---- Source records

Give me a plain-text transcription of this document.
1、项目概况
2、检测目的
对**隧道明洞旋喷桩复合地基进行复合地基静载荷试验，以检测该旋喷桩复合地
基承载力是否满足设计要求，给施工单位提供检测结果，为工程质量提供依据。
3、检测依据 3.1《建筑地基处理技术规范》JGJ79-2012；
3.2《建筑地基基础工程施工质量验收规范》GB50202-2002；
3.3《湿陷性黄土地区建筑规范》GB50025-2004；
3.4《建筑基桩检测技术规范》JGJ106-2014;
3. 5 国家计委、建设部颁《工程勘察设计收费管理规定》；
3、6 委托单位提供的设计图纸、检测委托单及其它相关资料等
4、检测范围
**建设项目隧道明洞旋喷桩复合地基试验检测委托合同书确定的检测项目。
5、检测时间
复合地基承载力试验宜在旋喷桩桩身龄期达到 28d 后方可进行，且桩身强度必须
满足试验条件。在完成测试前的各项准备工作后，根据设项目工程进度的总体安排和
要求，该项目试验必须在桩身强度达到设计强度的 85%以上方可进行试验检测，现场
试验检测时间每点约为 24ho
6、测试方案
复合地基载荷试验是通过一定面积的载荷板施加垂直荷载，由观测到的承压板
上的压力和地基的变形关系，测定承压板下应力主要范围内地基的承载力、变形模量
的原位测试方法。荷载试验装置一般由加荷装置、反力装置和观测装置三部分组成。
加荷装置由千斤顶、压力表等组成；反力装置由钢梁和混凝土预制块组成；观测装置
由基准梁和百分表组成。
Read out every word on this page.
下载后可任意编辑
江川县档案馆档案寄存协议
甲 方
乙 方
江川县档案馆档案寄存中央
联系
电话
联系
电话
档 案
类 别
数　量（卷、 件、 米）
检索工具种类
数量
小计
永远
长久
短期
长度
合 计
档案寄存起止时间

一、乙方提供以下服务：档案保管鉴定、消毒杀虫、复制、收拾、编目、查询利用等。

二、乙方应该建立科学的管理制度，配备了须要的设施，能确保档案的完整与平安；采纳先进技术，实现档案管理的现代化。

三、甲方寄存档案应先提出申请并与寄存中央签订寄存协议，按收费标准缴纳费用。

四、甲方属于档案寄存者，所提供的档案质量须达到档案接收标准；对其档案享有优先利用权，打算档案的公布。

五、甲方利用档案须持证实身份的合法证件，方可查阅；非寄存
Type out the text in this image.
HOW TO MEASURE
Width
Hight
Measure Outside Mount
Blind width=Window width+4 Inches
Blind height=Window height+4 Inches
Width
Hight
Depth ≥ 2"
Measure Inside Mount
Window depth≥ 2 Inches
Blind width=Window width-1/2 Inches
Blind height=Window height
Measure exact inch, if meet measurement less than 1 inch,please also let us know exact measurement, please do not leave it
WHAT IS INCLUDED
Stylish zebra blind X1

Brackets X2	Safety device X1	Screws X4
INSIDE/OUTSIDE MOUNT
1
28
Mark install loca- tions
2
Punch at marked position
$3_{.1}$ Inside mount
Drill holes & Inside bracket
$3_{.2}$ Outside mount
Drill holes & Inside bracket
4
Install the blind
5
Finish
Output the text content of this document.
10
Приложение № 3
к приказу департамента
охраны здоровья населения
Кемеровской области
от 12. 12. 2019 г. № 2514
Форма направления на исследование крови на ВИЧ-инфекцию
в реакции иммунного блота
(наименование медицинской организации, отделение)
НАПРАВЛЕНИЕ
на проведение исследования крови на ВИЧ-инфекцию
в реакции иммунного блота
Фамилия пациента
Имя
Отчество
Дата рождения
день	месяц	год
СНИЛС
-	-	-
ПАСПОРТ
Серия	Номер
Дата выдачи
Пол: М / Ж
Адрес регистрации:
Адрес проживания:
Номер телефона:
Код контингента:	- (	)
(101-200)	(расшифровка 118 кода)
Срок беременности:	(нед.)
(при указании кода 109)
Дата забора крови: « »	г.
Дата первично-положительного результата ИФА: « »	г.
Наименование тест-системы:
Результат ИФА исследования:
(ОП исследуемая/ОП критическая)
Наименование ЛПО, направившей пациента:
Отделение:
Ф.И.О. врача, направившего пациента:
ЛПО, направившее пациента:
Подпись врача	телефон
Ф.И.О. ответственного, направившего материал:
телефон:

--------

▶ Exercise prompt
Please restate the whole listing word for word.

▶ Solution
Give me a plain-text transcription of this document.
1、项目概况
2、检测目的
对**隧道明洞旋喷桩复合地基进行复合地基静载荷试验，以检测该旋喷桩复合地
基承载力是否满足设计要求，给施工单位提供检测结果，为工程质量提供依据。
3、检测依据 3.1《建筑地基处理技术规范》JGJ79-2012；
3.2《建筑地基基础工程施工质量验收规范》GB50202-2002；
3.3《湿陷性黄土地区建筑规范》GB50025-2004；
3.4《建筑基桩检测技术规范》JGJ106-2014;
3. 5 国家计委、建设部颁《工程勘察设计收费管理规定》；
3、6 委托单位提供的设计图纸、检测委托单及其它相关资料等
4、检测范围
**建设项目隧道明洞旋喷桩复合地基试验检测委托合同书确定的检测项目。
5、检测时间
复合地基承载力试验宜在旋喷桩桩身龄期达到 28d 后方可进行，且桩身强度必须
满足试验条件。在完成测试前的各项准备工作后，根据设项目工程进度的总体安排和
要求，该项目试验必须在桩身强度达到设计强度的 85%以上方可进行试验检测，现场
试验检测时间每点约为 24ho
6、测试方案
复合地基载荷试验是通过一定面积的载荷板施加垂直荷载，由观测到的承压板
上的压力和地基的变形关系，测定承压板下应力主要范围内地基的承载力、变形模量
的原位测试方法。荷载试验装置一般由加荷装置、反力装置和观测装置三部分组成。
加荷装置由千斤顶、压力表等组成；反力装置由钢梁和混凝土预制块组成；观测装置
由基准梁和百分表组成。
Read out every word on this page.
下载后可任意编辑
江川县档案馆档案寄存协议
甲 方
乙 方
江川县档案馆档案寄存中央
联系
电话
联系
电话
档 案
类 别
数　量（卷、 件、 米）
检索工具种类
数量
小计
永远
长久
短期
长度
合 计
档案寄存起止时间

一、乙方提供以下服务：档案保管鉴定、消毒杀虫、复制、收拾、编目、查询利用等。

二、乙方应该建立科学的管理制度，配备了须要的设施，能确保档案的完整与平安；采纳先进技术，实现档案管理的现代化。

三、甲方寄存档案应先提出申请并与寄存中央签订寄存协议，按收费标准缴纳费用。

四、甲方属于档案寄存者，所提供的档案质量须达到档案接收标准；对其档案享有优先利用权，打算档案的公布。

五、甲方利用档案须持证实身份的合法证件，方可查阅；非寄存
Type out the text in this image.
HOW TO MEASURE
Width
Hight
Measure Outside Mount
Blind width=Window width+4 Inches
Blind height=Window height+4 Inches
Width
Hight
Depth ≥ 2"
Measure Inside Mount
Window depth≥ 2 Inches
Blind width=Window width-1/2 Inches
Blind height=Window height
Measure exact inch, if meet measurement less than 1 inch,please also let us know exact measurement, please do not leave it
WHAT IS INCLUDED
Stylish zebra blind X1

Brackets X2	Safety device X1	Screws X4
INSIDE/OUTSIDE MOUNT
1
28
Mark install loca- tions
2
Punch at marked position
$3_{.1}$ Inside mount
Drill holes & Inside bracket
$3_{.2}$ Outside mount
Drill holes & Inside bracket
4
Install the blind
5
Finish
Output the text content of this document.
10
Приложение № 3
к приказу департамента
охраны здоровья населения
Кемеровской области
от 12. 12. 2019 г. № 2514
Форма направления на исследование крови на ВИЧ-инфекцию
в реакции иммунного блота
(наименование медицинской организации, отделение)
НАПРАВЛЕНИЕ
на проведение исследования крови на ВИЧ-инфекцию
в реакции иммунного блота
Фамилия пациента
Имя
Отчество
Дата рождения
день	месяц	год
СНИЛС
-	-	-
ПАСПОРТ
Серия	Номер
Дата выдачи
Пол: М / Ж
Адрес регистрации:
Адрес проживания:
Номер телефона:
Код контингента:	- (	)
(101-200)	(расшифровка 118 кода)
Срок беременности:	(нед.)
(при указании кода 109)
Дата забора крови: « »	г.
Дата первично-положительного результата ИФА: « »	г.
Наименование тест-системы:
Результат ИФА исследования:
(ОП исследуемая/ОП критическая)
Наименование ЛПО, направившей пациента:
Отделение:
Ф.И.О. врача, направившего пациента:
ЛПО, направившее пациента:
Подпись врача	телефон
Ф.И.О. ответственного, направившего материал:
телефон:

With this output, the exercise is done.